**Written instruction**
From the entries below, gather every line containing the string "ylabel".

**Supplied entries**
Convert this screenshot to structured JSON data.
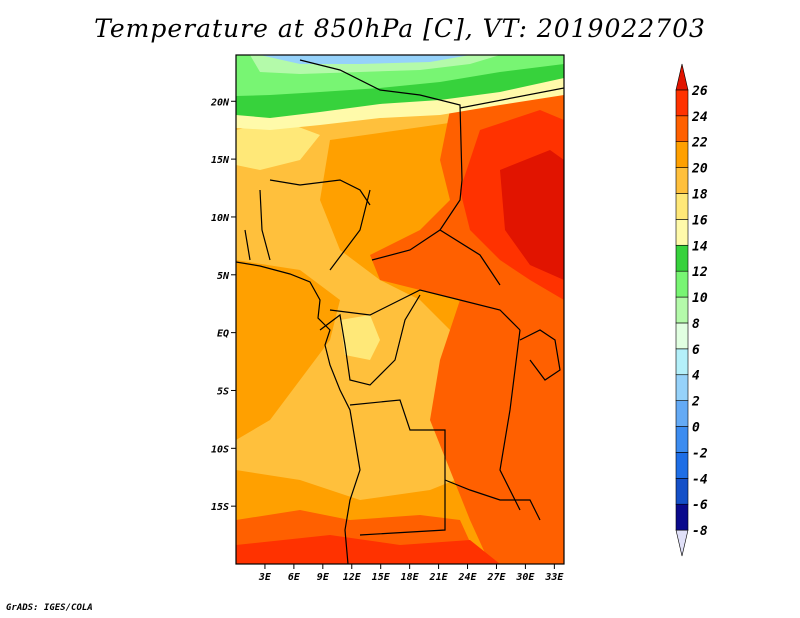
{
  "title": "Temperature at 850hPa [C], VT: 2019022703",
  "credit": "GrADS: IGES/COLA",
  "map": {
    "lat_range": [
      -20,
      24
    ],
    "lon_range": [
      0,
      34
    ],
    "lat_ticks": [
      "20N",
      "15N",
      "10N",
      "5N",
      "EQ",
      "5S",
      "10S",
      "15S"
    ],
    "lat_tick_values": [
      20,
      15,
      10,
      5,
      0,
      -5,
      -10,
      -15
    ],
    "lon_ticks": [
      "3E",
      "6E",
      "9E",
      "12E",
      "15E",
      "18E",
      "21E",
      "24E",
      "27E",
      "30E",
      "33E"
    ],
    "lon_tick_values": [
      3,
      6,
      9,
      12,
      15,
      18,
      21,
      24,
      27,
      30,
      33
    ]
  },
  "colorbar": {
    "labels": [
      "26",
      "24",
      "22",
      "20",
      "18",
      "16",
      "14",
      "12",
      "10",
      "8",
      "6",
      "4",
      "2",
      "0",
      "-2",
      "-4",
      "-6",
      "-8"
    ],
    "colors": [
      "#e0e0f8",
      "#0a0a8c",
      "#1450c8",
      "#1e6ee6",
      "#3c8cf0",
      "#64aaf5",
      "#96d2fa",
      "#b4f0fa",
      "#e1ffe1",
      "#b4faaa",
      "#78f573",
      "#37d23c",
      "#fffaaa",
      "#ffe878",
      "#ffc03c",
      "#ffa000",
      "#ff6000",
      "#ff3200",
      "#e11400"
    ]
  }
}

...

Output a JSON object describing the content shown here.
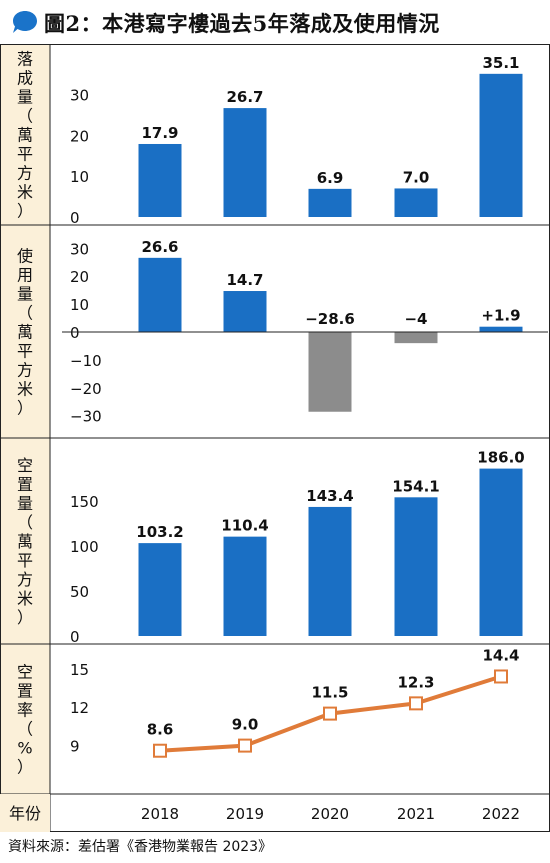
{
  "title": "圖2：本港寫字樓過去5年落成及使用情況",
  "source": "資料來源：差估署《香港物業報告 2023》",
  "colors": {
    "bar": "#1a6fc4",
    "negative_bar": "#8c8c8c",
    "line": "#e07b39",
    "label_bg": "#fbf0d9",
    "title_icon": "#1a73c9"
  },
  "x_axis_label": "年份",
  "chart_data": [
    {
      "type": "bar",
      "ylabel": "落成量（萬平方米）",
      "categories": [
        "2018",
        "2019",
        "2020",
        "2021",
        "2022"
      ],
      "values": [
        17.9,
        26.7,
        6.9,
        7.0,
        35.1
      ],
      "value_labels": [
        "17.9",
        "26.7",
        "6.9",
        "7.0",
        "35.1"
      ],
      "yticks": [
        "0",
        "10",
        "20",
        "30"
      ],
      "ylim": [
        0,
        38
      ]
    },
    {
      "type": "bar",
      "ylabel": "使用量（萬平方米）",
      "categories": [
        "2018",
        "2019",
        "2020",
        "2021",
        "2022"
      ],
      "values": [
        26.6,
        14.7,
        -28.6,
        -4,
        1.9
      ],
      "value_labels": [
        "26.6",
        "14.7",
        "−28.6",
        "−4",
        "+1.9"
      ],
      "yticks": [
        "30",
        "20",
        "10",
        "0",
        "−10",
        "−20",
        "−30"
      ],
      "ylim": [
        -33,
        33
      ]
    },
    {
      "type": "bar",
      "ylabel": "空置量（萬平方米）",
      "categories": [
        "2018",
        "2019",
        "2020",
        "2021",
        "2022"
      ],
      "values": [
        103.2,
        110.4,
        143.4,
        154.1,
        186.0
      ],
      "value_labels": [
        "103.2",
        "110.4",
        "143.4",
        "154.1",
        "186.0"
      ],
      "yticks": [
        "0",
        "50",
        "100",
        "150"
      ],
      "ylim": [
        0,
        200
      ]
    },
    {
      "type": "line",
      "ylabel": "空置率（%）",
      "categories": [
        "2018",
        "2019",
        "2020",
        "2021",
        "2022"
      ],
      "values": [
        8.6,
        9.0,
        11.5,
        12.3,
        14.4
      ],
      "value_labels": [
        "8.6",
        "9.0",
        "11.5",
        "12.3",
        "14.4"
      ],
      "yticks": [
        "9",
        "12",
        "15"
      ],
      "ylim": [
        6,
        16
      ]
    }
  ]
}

---

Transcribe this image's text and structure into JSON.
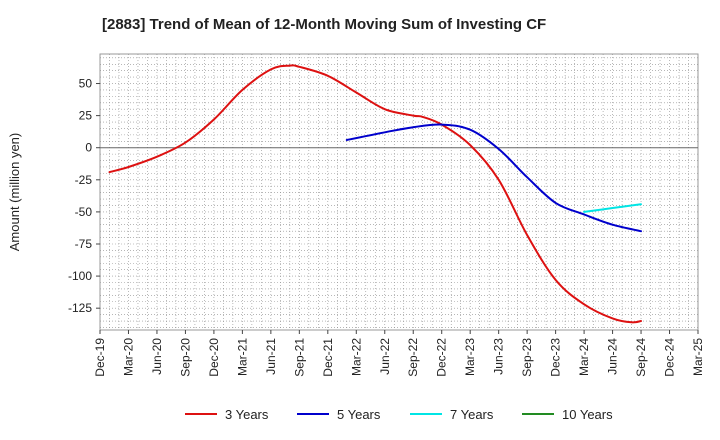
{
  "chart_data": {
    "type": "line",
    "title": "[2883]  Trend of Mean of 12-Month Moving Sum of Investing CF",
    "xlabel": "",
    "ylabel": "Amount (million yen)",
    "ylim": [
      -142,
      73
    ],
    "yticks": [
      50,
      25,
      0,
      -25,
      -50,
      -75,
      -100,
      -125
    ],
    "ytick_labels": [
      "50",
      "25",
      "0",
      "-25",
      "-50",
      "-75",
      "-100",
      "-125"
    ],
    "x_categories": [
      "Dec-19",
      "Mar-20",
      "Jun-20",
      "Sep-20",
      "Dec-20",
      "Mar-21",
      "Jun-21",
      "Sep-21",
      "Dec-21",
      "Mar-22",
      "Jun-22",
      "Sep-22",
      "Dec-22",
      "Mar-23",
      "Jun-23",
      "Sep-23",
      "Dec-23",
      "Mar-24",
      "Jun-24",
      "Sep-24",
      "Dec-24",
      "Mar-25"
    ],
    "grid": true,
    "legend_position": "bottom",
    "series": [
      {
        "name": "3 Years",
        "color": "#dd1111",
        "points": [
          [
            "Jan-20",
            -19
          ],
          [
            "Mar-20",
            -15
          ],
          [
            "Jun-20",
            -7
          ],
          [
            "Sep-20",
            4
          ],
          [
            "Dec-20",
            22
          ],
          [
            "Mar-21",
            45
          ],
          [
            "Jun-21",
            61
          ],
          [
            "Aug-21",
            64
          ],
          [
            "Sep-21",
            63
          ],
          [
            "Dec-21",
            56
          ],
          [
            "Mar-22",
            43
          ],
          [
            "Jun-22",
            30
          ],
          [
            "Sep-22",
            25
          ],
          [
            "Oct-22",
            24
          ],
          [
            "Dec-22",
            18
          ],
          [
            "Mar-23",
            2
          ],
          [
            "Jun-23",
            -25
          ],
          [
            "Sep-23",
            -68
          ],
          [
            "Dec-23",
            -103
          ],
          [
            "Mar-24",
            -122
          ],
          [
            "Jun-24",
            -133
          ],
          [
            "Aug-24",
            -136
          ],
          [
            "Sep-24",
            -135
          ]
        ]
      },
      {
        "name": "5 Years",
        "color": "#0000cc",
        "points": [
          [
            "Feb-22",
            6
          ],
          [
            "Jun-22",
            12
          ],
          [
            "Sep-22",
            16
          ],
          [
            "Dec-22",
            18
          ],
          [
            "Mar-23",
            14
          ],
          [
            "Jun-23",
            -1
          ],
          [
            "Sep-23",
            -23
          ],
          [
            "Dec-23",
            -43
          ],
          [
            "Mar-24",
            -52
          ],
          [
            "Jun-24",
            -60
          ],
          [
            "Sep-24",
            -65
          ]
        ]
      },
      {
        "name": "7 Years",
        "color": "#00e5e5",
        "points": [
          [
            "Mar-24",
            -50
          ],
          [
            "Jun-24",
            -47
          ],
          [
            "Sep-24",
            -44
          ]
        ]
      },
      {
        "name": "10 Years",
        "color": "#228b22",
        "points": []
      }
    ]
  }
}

**Result for this exercise**
      "ylabel": "落成量（萬平方米）",
      "ylabel": "使用量（萬平方米）",
      "ylabel": "空置量（萬平方米）",
      "ylabel": "空置率（%）",
    "ylabel": "Amount (million yen)",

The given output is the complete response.